(Items from a figure collection)

——

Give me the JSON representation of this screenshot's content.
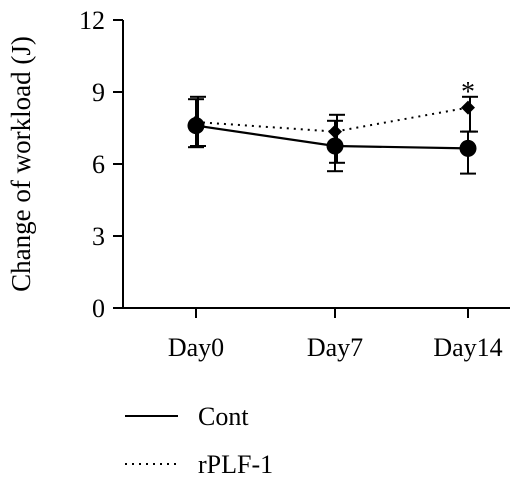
{
  "chart_data": {
    "type": "line",
    "ylabel": "Change of workload (J)",
    "xlabel": "",
    "categories": [
      "Day0",
      "Day7",
      "Day14"
    ],
    "yticks": [
      0,
      3,
      6,
      9,
      12
    ],
    "ylim": [
      0,
      12
    ],
    "grid": false,
    "legend_position": "bottom-left",
    "series": [
      {
        "name": "Cont",
        "line_style": "solid",
        "marker": "circle",
        "values": [
          7.6,
          6.75,
          6.65
        ],
        "error_low": [
          6.7,
          5.7,
          5.6
        ],
        "error_high": [
          8.7,
          7.8,
          7.35
        ]
      },
      {
        "name": "rPLF-1",
        "line_style": "dotted",
        "marker": "diamond",
        "values": [
          7.75,
          7.35,
          8.35
        ],
        "error_low": [
          6.75,
          6.05,
          7.35
        ],
        "error_high": [
          8.8,
          8.05,
          8.8
        ]
      }
    ],
    "annotations": [
      {
        "text": "*",
        "category": "Day14",
        "value": 9.2
      }
    ]
  }
}
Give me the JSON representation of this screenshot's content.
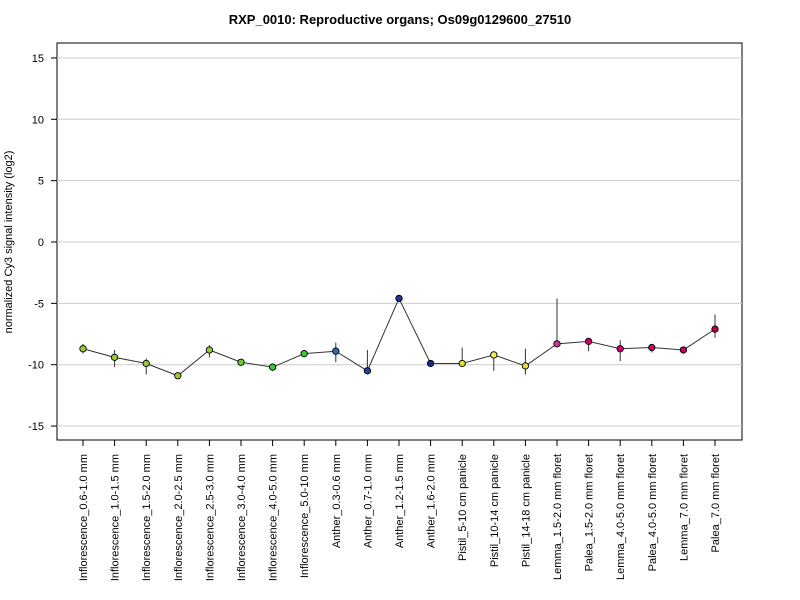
{
  "title": "RXP_0010: Reproductive organs; Os09g0129600_27510",
  "chart_data": {
    "type": "scatter",
    "title": "RXP_0010: Reproductive organs; Os09g0129600_27510",
    "xlabel": "",
    "ylabel": "normalized Cy3 signal intensity (log2)",
    "ylim": [
      -16.2,
      16.2
    ],
    "yticks": [
      15,
      10,
      5,
      0,
      -5,
      -10,
      -15
    ],
    "ytick_labels": [
      "15",
      "10",
      "5",
      "0",
      "-5",
      "-10",
      "-15"
    ],
    "grid": true,
    "connected": true,
    "categories": [
      "Inflorescence_0.6-1.0 mm",
      "Inflorescence_1.0-1.5 mm",
      "Inflorescence_1.5-2.0 mm",
      "Inflorescence_2.0-2.5 mm",
      "Inflorescence_2.5-3.0 mm",
      "Inflorescence_3.0-4.0 mm",
      "Inflorescence_4.0-5.0 mm",
      "Inflorescence_5.0-10 mm",
      "Anther_0.3-0.6 mm",
      "Anther_0.7-1.0 mm",
      "Anther_1.2-1.5 mm",
      "Anther_1.6-2.0 mm",
      "Pistil_5-10 cm panicle",
      "Pistil_10-14 cm panicle",
      "Pistil_14-18 cm panicle",
      "Lemma_1.5-2.0 mm floret",
      "Palea_1.5-2.0 mm floret",
      "Lemma_4.0-5.0 mm floret",
      "Palea_4.0-5.0 mm floret",
      "Lemma_7.0 mm floret",
      "Palea_7.0 mm floret"
    ],
    "values": [
      -8.7,
      -9.4,
      -9.9,
      -10.9,
      -8.8,
      -9.8,
      -10.2,
      -9.1,
      -8.9,
      -10.5,
      -4.6,
      -9.9,
      -9.9,
      -9.2,
      -10.1,
      -8.3,
      -8.1,
      -8.7,
      -8.6,
      -8.8,
      -7.1
    ],
    "err_low": [
      -9.1,
      -10.2,
      -10.8,
      -11.0,
      -9.4,
      -9.9,
      -10.5,
      -9.2,
      -9.8,
      -10.6,
      -4.7,
      -10.0,
      -10.1,
      -10.5,
      -10.8,
      -8.4,
      -8.9,
      -9.7,
      -9.0,
      -9.1,
      -7.8
    ],
    "err_high": [
      -8.3,
      -8.8,
      -9.5,
      -10.8,
      -8.4,
      -9.7,
      -9.9,
      -9.0,
      -8.2,
      -8.8,
      -4.5,
      -9.8,
      -8.6,
      -9.0,
      -8.7,
      -4.6,
      -7.9,
      -8.0,
      -8.3,
      -8.6,
      -5.9
    ],
    "point_colors": [
      "#99cc33",
      "#99cc33",
      "#99cc33",
      "#99cc33",
      "#99cc33",
      "#66cc33",
      "#33cc33",
      "#33cc33",
      "#3366cc",
      "#2244aa",
      "#223399",
      "#1a2a88",
      "#dddd33",
      "#eeee55",
      "#dddd33",
      "#cc3399",
      "#cc0066",
      "#cc0066",
      "#cc0066",
      "#cc0066",
      "#bb0044"
    ],
    "line_color": "#333333",
    "grid_color": "#cccccc"
  }
}
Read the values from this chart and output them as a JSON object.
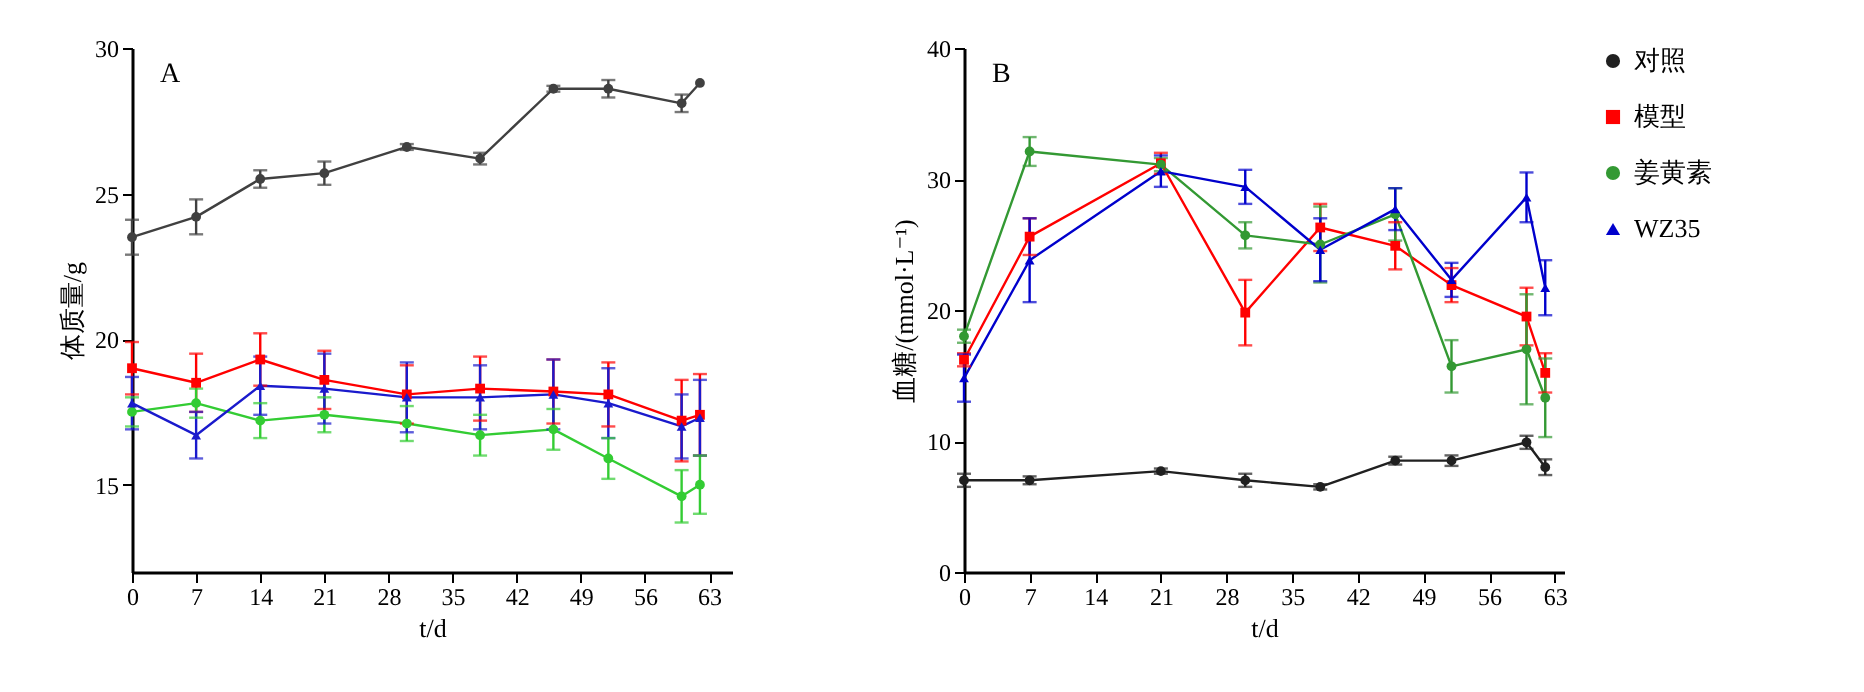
{
  "chart_data": [
    {
      "type": "line",
      "title": "A",
      "xlabel": "t/d",
      "ylabel": "体质量/g",
      "xlim": [
        0,
        65.5
      ],
      "xticks": [
        0,
        7,
        14,
        21,
        28,
        35,
        42,
        49,
        56,
        63
      ],
      "ylim": [
        12,
        30
      ],
      "yticks": [
        15,
        20,
        25,
        30
      ],
      "grid": false,
      "legend": false,
      "x": [
        0,
        7,
        14,
        21,
        30,
        38,
        46,
        52,
        60,
        62
      ],
      "series": [
        {
          "color": "#404040",
          "marker": "circle",
          "values": [
            23.5,
            24.2,
            25.5,
            25.7,
            26.6,
            26.2,
            28.6,
            28.6,
            28.1,
            28.8
          ],
          "errors": [
            0.6,
            0.6,
            0.3,
            0.4,
            0.1,
            0.2,
            0.1,
            0.3,
            0.3,
            null
          ]
        },
        {
          "color": "#ff0000",
          "marker": "square",
          "values": [
            19.0,
            18.5,
            19.3,
            18.6,
            18.1,
            18.3,
            18.2,
            18.1,
            17.2,
            17.4
          ],
          "errors": [
            0.9,
            1.0,
            0.9,
            1.0,
            1.0,
            1.1,
            1.1,
            1.1,
            1.4,
            1.4
          ]
        },
        {
          "color": "#33cc33",
          "marker": "circle",
          "values": [
            17.5,
            17.8,
            17.2,
            17.4,
            17.1,
            16.7,
            16.9,
            15.9,
            14.6,
            15.0
          ],
          "errors": [
            0.5,
            0.5,
            0.6,
            0.6,
            0.6,
            0.7,
            0.7,
            0.7,
            0.9,
            1.0
          ]
        },
        {
          "color": "#1a1acc",
          "marker": "triangle",
          "values": [
            17.8,
            16.7,
            18.4,
            18.3,
            18.0,
            18.0,
            18.1,
            17.8,
            17.0,
            17.3
          ],
          "errors": [
            0.9,
            0.8,
            1.0,
            1.2,
            1.2,
            1.1,
            1.2,
            1.2,
            1.1,
            1.3
          ]
        }
      ]
    },
    {
      "type": "line",
      "title": "B",
      "xlabel": "t/d",
      "ylabel": "血糖/(mmol·L⁻¹)",
      "xlim": [
        0,
        64
      ],
      "xticks": [
        0,
        7,
        14,
        21,
        28,
        35,
        42,
        49,
        56,
        63
      ],
      "ylim": [
        0,
        40
      ],
      "yticks": [
        0,
        10,
        20,
        30,
        40
      ],
      "grid": false,
      "legend": "right",
      "x": [
        0,
        7,
        21,
        30,
        38,
        46,
        52,
        60,
        62
      ],
      "series": [
        {
          "name": "对照",
          "color": "#202020",
          "marker": "circle",
          "values": [
            7.0,
            7.0,
            7.7,
            7.0,
            6.5,
            8.5,
            8.5,
            9.9,
            8.0
          ],
          "errors": [
            0.5,
            0.3,
            0.2,
            0.5,
            0.2,
            0.3,
            0.4,
            0.5,
            0.6
          ]
        },
        {
          "name": "模型",
          "color": "#ff0000",
          "marker": "square",
          "values": [
            16.2,
            25.6,
            31.2,
            19.8,
            26.3,
            24.9,
            21.9,
            19.5,
            15.2
          ],
          "errors": [
            0.5,
            1.4,
            0.8,
            2.5,
            1.8,
            1.8,
            1.3,
            2.2,
            1.5
          ]
        },
        {
          "name": "姜黄素",
          "color": "#339933",
          "marker": "circle",
          "values": [
            18.0,
            32.1,
            31.1,
            25.7,
            25.0,
            27.3,
            15.7,
            17.0,
            13.3
          ],
          "errors": [
            0.5,
            1.1,
            0.5,
            1.0,
            2.9,
            2.0,
            2.0,
            4.2,
            3.0
          ]
        },
        {
          "name": "WZ35",
          "color": "#0000cc",
          "marker": "triangle",
          "values": [
            14.8,
            23.8,
            30.6,
            29.4,
            24.6,
            27.7,
            22.3,
            28.6,
            21.7
          ],
          "errors": [
            1.8,
            3.2,
            1.2,
            1.3,
            2.4,
            1.6,
            1.3,
            1.9,
            2.1
          ]
        }
      ]
    }
  ]
}
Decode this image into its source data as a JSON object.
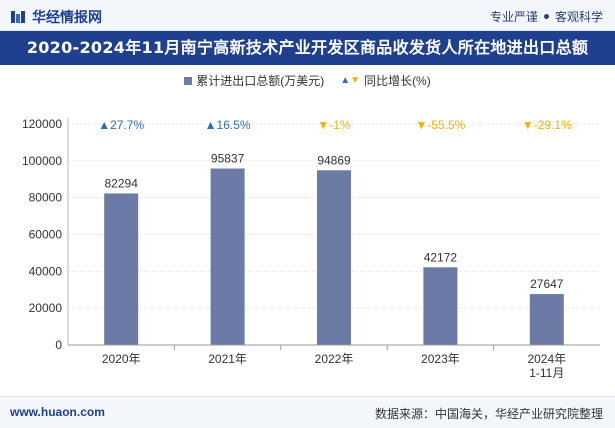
{
  "header": {
    "brand": "华经情报网",
    "slogan_left": "专业严谨",
    "slogan_right": "客观科学"
  },
  "title": "2020-2024年11月南宁高新技术产业开发区商品收发货人所在地进出口总额",
  "legend": {
    "bar_label": "累计进出口总额(万美元)",
    "line_label": "同比增长(%)"
  },
  "footer": {
    "site": "www.huaon.com",
    "source": "数据来源：中国海关，华经产业研究院整理"
  },
  "colors": {
    "bar": "#6b7ba6",
    "up": "#2d6fb4",
    "down": "#f5b300",
    "title_bg": "#1f3f8f"
  },
  "chart_data": {
    "type": "bar",
    "categories": [
      "2020年",
      "2021年",
      "2022年",
      "2023年",
      "2024年\n1-11月"
    ],
    "series": [
      {
        "name": "累计进出口总额(万美元)",
        "values": [
          82294,
          95837,
          94869,
          42172,
          27647
        ]
      }
    ],
    "growth": {
      "name": "同比增长(%)",
      "labels": [
        "27.7%",
        "16.5%",
        "-1%",
        "-55.5%",
        "-29.1%"
      ],
      "directions": [
        "up",
        "up",
        "down",
        "down",
        "down"
      ]
    },
    "yticks": [
      0,
      20000,
      40000,
      60000,
      80000,
      100000,
      120000
    ],
    "ylim": [
      0,
      120000
    ],
    "title": "2020-2024年11月南宁高新技术产业开发区商品收发货人所在地进出口总额",
    "xlabel": "",
    "ylabel": ""
  }
}
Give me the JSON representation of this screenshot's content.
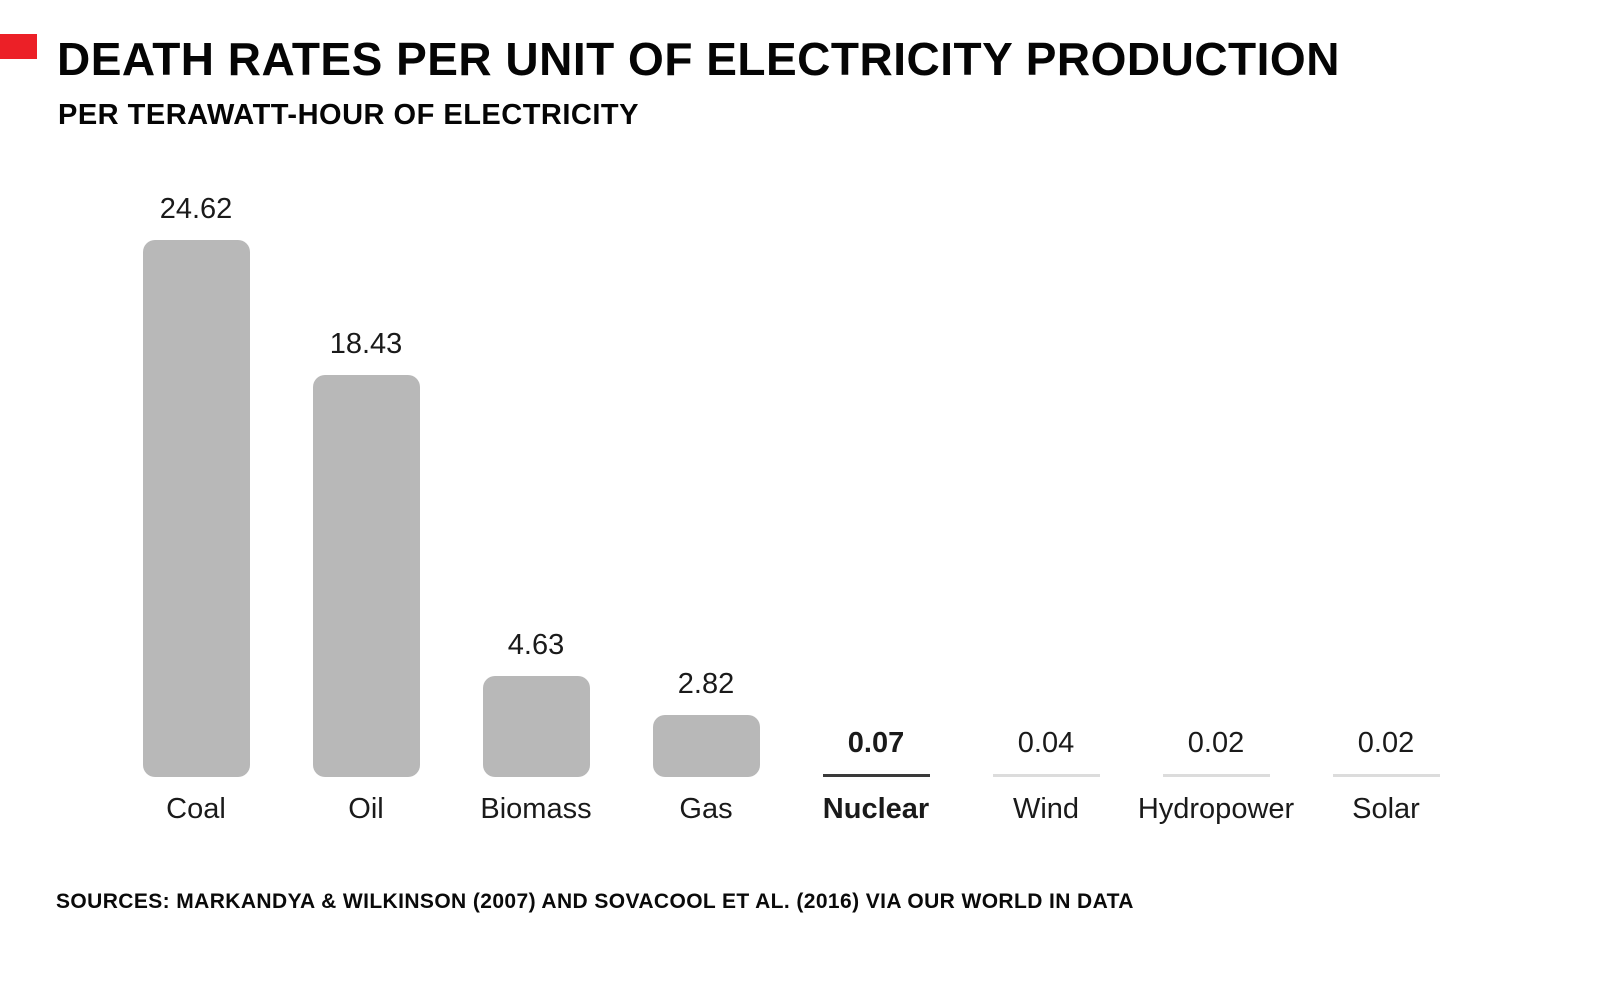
{
  "header": {
    "title": "DEATH RATES PER UNIT OF ELECTRICITY PRODUCTION",
    "subtitle": "PER TERAWATT-HOUR OF ELECTRICITY"
  },
  "chart_data": {
    "type": "bar",
    "title": "DEATH RATES PER UNIT OF ELECTRICITY PRODUCTION",
    "subtitle": "PER TERAWATT-HOUR OF ELECTRICITY",
    "categories": [
      "Coal",
      "Oil",
      "Biomass",
      "Gas",
      "Nuclear",
      "Wind",
      "Hydropower",
      "Solar"
    ],
    "values": [
      24.62,
      18.43,
      4.63,
      2.82,
      0.07,
      0.04,
      0.02,
      0.02
    ],
    "value_labels": [
      "24.62",
      "18.43",
      "4.63",
      "2.82",
      "0.07",
      "0.04",
      "0.02",
      "0.02"
    ],
    "xlabel": "",
    "ylabel": "",
    "ylim": [
      0,
      25
    ],
    "grid": false,
    "legend": false,
    "orientation": "vertical",
    "emphasized_category": "Nuclear",
    "colors": {
      "bar": "#b8b8b8",
      "tiny_bar_line": "#dcdcdc",
      "emphasized_line": "#3a3a3a",
      "text": "#1a1a1a",
      "title_text": "#050505"
    }
  },
  "decorations": {
    "red_marker_color": "#ec2027"
  },
  "footer": {
    "sources": "SOURCES: MARKANDYA & WILKINSON (2007) AND SOVACOOL ET AL. (2016) VIA OUR WORLD IN DATA"
  }
}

——

*Required work*. Give every line of the material that includes the string "panicle".

*Result*.
      "Pistil_5-10 cm panicle",
      "Pistil_10-14 cm panicle",
      "Pistil_14-18 cm panicle",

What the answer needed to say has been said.